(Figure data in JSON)

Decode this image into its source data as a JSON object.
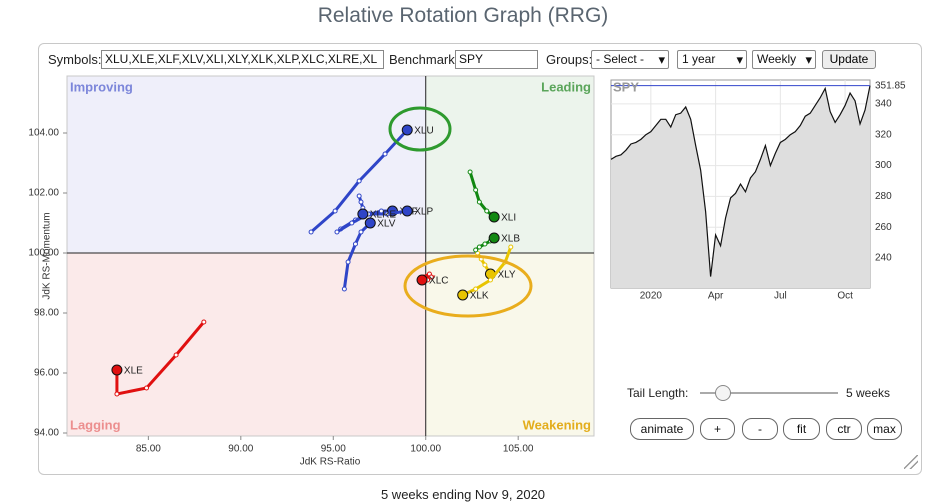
{
  "header": {
    "title": "Relative Rotation Graph (RRG)"
  },
  "controls": {
    "symbols_label": "Symbols:",
    "symbols_value": "XLU,XLE,XLF,XLV,XLI,XLY,XLK,XLP,XLC,XLRE,XL",
    "benchmark_label": "Benchmark:",
    "benchmark_value": "SPY",
    "groups_label": "Groups:",
    "groups_value": "- Select -",
    "period_value": "1 year",
    "frequency_value": "Weekly",
    "update_button": "Update",
    "tail_length_label": "Tail Length:",
    "tail_length_value": "5 weeks",
    "buttons": [
      "animate",
      "+",
      "-",
      "fit",
      "ctr",
      "max"
    ]
  },
  "footer": "5 weeks ending Nov 9, 2020",
  "chart_data": [
    {
      "type": "scatter",
      "x_label": "JdK RS-Ratio",
      "y_label": "JdK RS-Momentum",
      "xlim": [
        80.6,
        109.1
      ],
      "ylim": [
        93.9,
        105.9
      ],
      "xticks": [
        {
          "value": 85,
          "label": "85.00"
        },
        {
          "value": 90,
          "label": "90.00"
        },
        {
          "value": 95,
          "label": "95.00"
        },
        {
          "value": 100,
          "label": "100.00"
        },
        {
          "value": 105,
          "label": "105.00"
        }
      ],
      "yticks": [
        {
          "value": 94,
          "label": "94.00"
        },
        {
          "value": 96,
          "label": "96.00"
        },
        {
          "value": 98,
          "label": "98.00"
        },
        {
          "value": 100,
          "label": "100.00"
        },
        {
          "value": 102,
          "label": "102.00"
        },
        {
          "value": 104,
          "label": "104.00"
        }
      ],
      "quadrant_center": [
        100,
        100
      ],
      "quadrants": [
        {
          "name": "Improving",
          "color": "#7c86da",
          "fill": "#efeffa"
        },
        {
          "name": "Leading",
          "color": "#5aa55a",
          "fill": "#ecf4ec"
        },
        {
          "name": "Lagging",
          "color": "#ec8e8e",
          "fill": "#fbeaea"
        },
        {
          "name": "Weakening",
          "color": "#e3ad1c",
          "fill": "#f9f8ea"
        }
      ],
      "series": [
        {
          "name": "XLU",
          "color": "#2f45c8",
          "x": [
            93.8,
            95.1,
            96.4,
            97.8,
            99.0
          ],
          "values": [
            100.7,
            101.4,
            102.4,
            103.3,
            104.1
          ]
        },
        {
          "name": "XLE",
          "color": "#e01010",
          "x": [
            88.0,
            86.5,
            84.9,
            83.3,
            83.3
          ],
          "values": [
            97.7,
            96.6,
            95.5,
            95.3,
            96.1
          ]
        },
        {
          "name": "XLF",
          "color": "#2f45c8",
          "x": [
            95.4,
            96.2,
            97.0,
            97.6,
            98.2
          ],
          "values": [
            100.8,
            101.1,
            101.3,
            101.4,
            101.4
          ]
        },
        {
          "name": "XLV",
          "color": "#2f45c8",
          "x": [
            95.6,
            95.8,
            96.2,
            96.5,
            97.0
          ],
          "values": [
            98.8,
            99.7,
            100.3,
            100.7,
            101.0
          ]
        },
        {
          "name": "XLI",
          "color": "#118811",
          "x": [
            102.4,
            102.7,
            102.9,
            103.3,
            103.7
          ],
          "values": [
            102.7,
            102.1,
            101.7,
            101.4,
            101.2
          ]
        },
        {
          "name": "XLY",
          "color": "#e8c400",
          "x": [
            102.8,
            103.0,
            103.2,
            103.4,
            103.5
          ],
          "values": [
            100.0,
            99.8,
            99.6,
            99.4,
            99.3
          ]
        },
        {
          "name": "XLK",
          "color": "#e8c400",
          "x": [
            104.6,
            104.3,
            103.5,
            102.7,
            102.0
          ],
          "values": [
            100.2,
            99.7,
            99.1,
            98.8,
            98.6
          ]
        },
        {
          "name": "XLP",
          "color": "#2f45c8",
          "x": [
            95.2,
            96.0,
            96.9,
            97.9,
            99.0
          ],
          "values": [
            100.7,
            101.0,
            101.3,
            101.3,
            101.4
          ]
        },
        {
          "name": "XLC",
          "color": "#e01010",
          "x": [
            100.2,
            99.9,
            100.3,
            100.1,
            99.8
          ],
          "values": [
            99.3,
            99.2,
            99.2,
            99.1,
            99.1
          ]
        },
        {
          "name": "XLRE",
          "color": "#2f45c8",
          "x": [
            96.4,
            96.5,
            96.6,
            96.6,
            96.6
          ],
          "values": [
            101.9,
            101.7,
            101.5,
            101.4,
            101.3
          ]
        },
        {
          "name": "XLB",
          "color": "#118811",
          "x": [
            102.7,
            102.9,
            103.2,
            103.5,
            103.7
          ],
          "values": [
            100.1,
            100.2,
            100.3,
            100.4,
            100.5
          ]
        }
      ]
    },
    {
      "type": "line",
      "title": "SPY",
      "color": "#111111",
      "area_color": "#dedede",
      "xlim": [
        0,
        52
      ],
      "xticks": [
        {
          "value": 8,
          "label": "2020"
        },
        {
          "value": 21,
          "label": "Apr"
        },
        {
          "value": 34,
          "label": "Jul"
        },
        {
          "value": 47,
          "label": "Oct"
        }
      ],
      "ylim": [
        220.6,
        355.5
      ],
      "yticks": [
        240,
        260,
        280,
        300,
        320,
        340
      ],
      "values": [
        304,
        306,
        307,
        310,
        314,
        315,
        317,
        320,
        322,
        326,
        330,
        330,
        325,
        333,
        334,
        338,
        330,
        313,
        297,
        270,
        228,
        255,
        248,
        266,
        279,
        282,
        288,
        283,
        292,
        296,
        304,
        313,
        300,
        308,
        315,
        317,
        320,
        322,
        326,
        332,
        334,
        339,
        344,
        350,
        335,
        328,
        333,
        339,
        347,
        342,
        327,
        336,
        351.85
      ],
      "last_value_label": "351.85"
    }
  ]
}
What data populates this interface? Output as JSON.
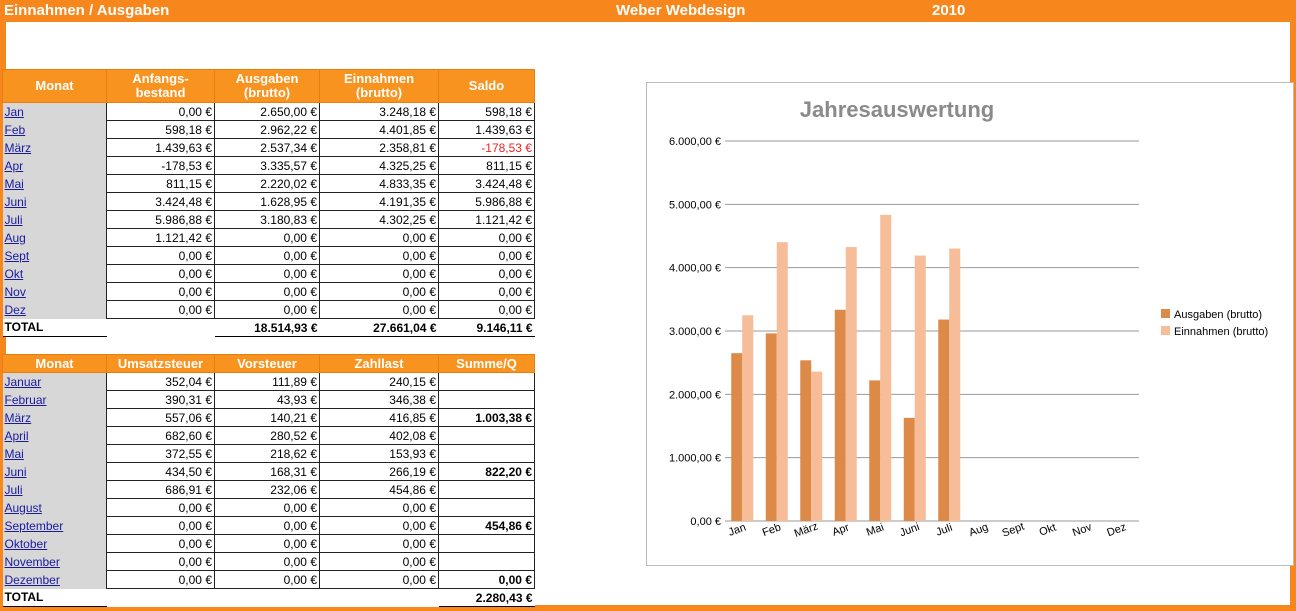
{
  "header": {
    "title": "Einnahmen / Ausgaben",
    "company": "Weber Webdesign",
    "year": "2010"
  },
  "table1": {
    "headers": [
      "Monat",
      "Anfangs-\nbestand",
      "Ausgaben\n(brutto)",
      "Einnahmen\n(brutto)",
      "Saldo"
    ],
    "rows": [
      {
        "month": "Jan",
        "a": "0,00 €",
        "b": "2.650,00 €",
        "c": "3.248,18 €",
        "d": "598,18 €"
      },
      {
        "month": "Feb",
        "a": "598,18 €",
        "b": "2.962,22 €",
        "c": "4.401,85 €",
        "d": "1.439,63 €"
      },
      {
        "month": "März",
        "a": "1.439,63 €",
        "b": "2.537,34 €",
        "c": "2.358,81 €",
        "d": "-178,53 €"
      },
      {
        "month": "Apr",
        "a": "-178,53 €",
        "b": "3.335,57 €",
        "c": "4.325,25 €",
        "d": "811,15 €"
      },
      {
        "month": "Mai",
        "a": "811,15 €",
        "b": "2.220,02 €",
        "c": "4.833,35 €",
        "d": "3.424,48 €"
      },
      {
        "month": "Juni",
        "a": "3.424,48 €",
        "b": "1.628,95 €",
        "c": "4.191,35 €",
        "d": "5.986,88 €"
      },
      {
        "month": "Juli",
        "a": "5.986,88 €",
        "b": "3.180,83 €",
        "c": "4.302,25 €",
        "d": "1.121,42 €"
      },
      {
        "month": "Aug",
        "a": "1.121,42 €",
        "b": "0,00 €",
        "c": "0,00 €",
        "d": "0,00 €"
      },
      {
        "month": "Sept",
        "a": "0,00 €",
        "b": "0,00 €",
        "c": "0,00 €",
        "d": "0,00 €"
      },
      {
        "month": "Okt",
        "a": "0,00 €",
        "b": "0,00 €",
        "c": "0,00 €",
        "d": "0,00 €"
      },
      {
        "month": "Nov",
        "a": "0,00 €",
        "b": "0,00 €",
        "c": "0,00 €",
        "d": "0,00 €"
      },
      {
        "month": "Dez",
        "a": "0,00 €",
        "b": "0,00 €",
        "c": "0,00 €",
        "d": "0,00 €"
      }
    ],
    "total_label": "TOTAL",
    "total_b": "18.514,93 €",
    "total_c": "27.661,04 €",
    "total_d": "9.146,11 €"
  },
  "table2": {
    "headers": [
      "Monat",
      "Umsatzsteuer",
      "Vorsteuer",
      "Zahllast",
      "Summe/Q"
    ],
    "rows": [
      {
        "month": "Januar",
        "a": "352,04 €",
        "b": "111,89 €",
        "c": "240,15 €",
        "d": ""
      },
      {
        "month": "Februar",
        "a": "390,31 €",
        "b": "43,93 €",
        "c": "346,38 €",
        "d": ""
      },
      {
        "month": "März",
        "a": "557,06 €",
        "b": "140,21 €",
        "c": "416,85 €",
        "d": "1.003,38 €"
      },
      {
        "month": "April",
        "a": "682,60 €",
        "b": "280,52 €",
        "c": "402,08 €",
        "d": ""
      },
      {
        "month": "Mai",
        "a": "372,55 €",
        "b": "218,62 €",
        "c": "153,93 €",
        "d": ""
      },
      {
        "month": "Juni",
        "a": "434,50 €",
        "b": "168,31 €",
        "c": "266,19 €",
        "d": "822,20 €"
      },
      {
        "month": "Juli",
        "a": "686,91 €",
        "b": "232,06 €",
        "c": "454,86 €",
        "d": ""
      },
      {
        "month": "August",
        "a": "0,00 €",
        "b": "0,00 €",
        "c": "0,00 €",
        "d": ""
      },
      {
        "month": "September",
        "a": "0,00 €",
        "b": "0,00 €",
        "c": "0,00 €",
        "d": "454,86 €"
      },
      {
        "month": "Oktober",
        "a": "0,00 €",
        "b": "0,00 €",
        "c": "0,00 €",
        "d": ""
      },
      {
        "month": "November",
        "a": "0,00 €",
        "b": "0,00 €",
        "c": "0,00 €",
        "d": ""
      },
      {
        "month": "Dezember",
        "a": "0,00 €",
        "b": "0,00 €",
        "c": "0,00 €",
        "d": "0,00 €"
      }
    ],
    "total_label": "TOTAL",
    "total_d": "2.280,43 €"
  },
  "colors": {
    "accent": "#f7861c",
    "ausgaben": "#dd8a48",
    "einnahmen": "#f7bc98"
  },
  "chart_data": {
    "type": "bar",
    "title": "Jahresauswertung",
    "categories": [
      "Jan",
      "Feb",
      "März",
      "Apr",
      "Mai",
      "Juni",
      "Juli",
      "Aug",
      "Sept",
      "Okt",
      "Nov",
      "Dez"
    ],
    "series": [
      {
        "name": "Ausgaben  (brutto)",
        "values": [
          2650.0,
          2962.22,
          2537.34,
          3335.57,
          2220.02,
          1628.95,
          3180.83,
          0,
          0,
          0,
          0,
          0
        ]
      },
      {
        "name": "Einnahmen  (brutto)",
        "values": [
          3248.18,
          4401.85,
          2358.81,
          4325.25,
          4833.35,
          4191.35,
          4302.25,
          0,
          0,
          0,
          0,
          0
        ]
      }
    ],
    "yticks": [
      "0,00 €",
      "1.000,00 €",
      "2.000,00 €",
      "3.000,00 €",
      "4.000,00 €",
      "5.000,00 €",
      "6.000,00 €"
    ],
    "ylim": [
      0,
      6000
    ],
    "grid": true,
    "legend": "right"
  }
}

#### [Requirements]
Tally up the lines in the preceding listing that contain the string "this". Respond with the number and nothing else.

#### [Exercise response]
2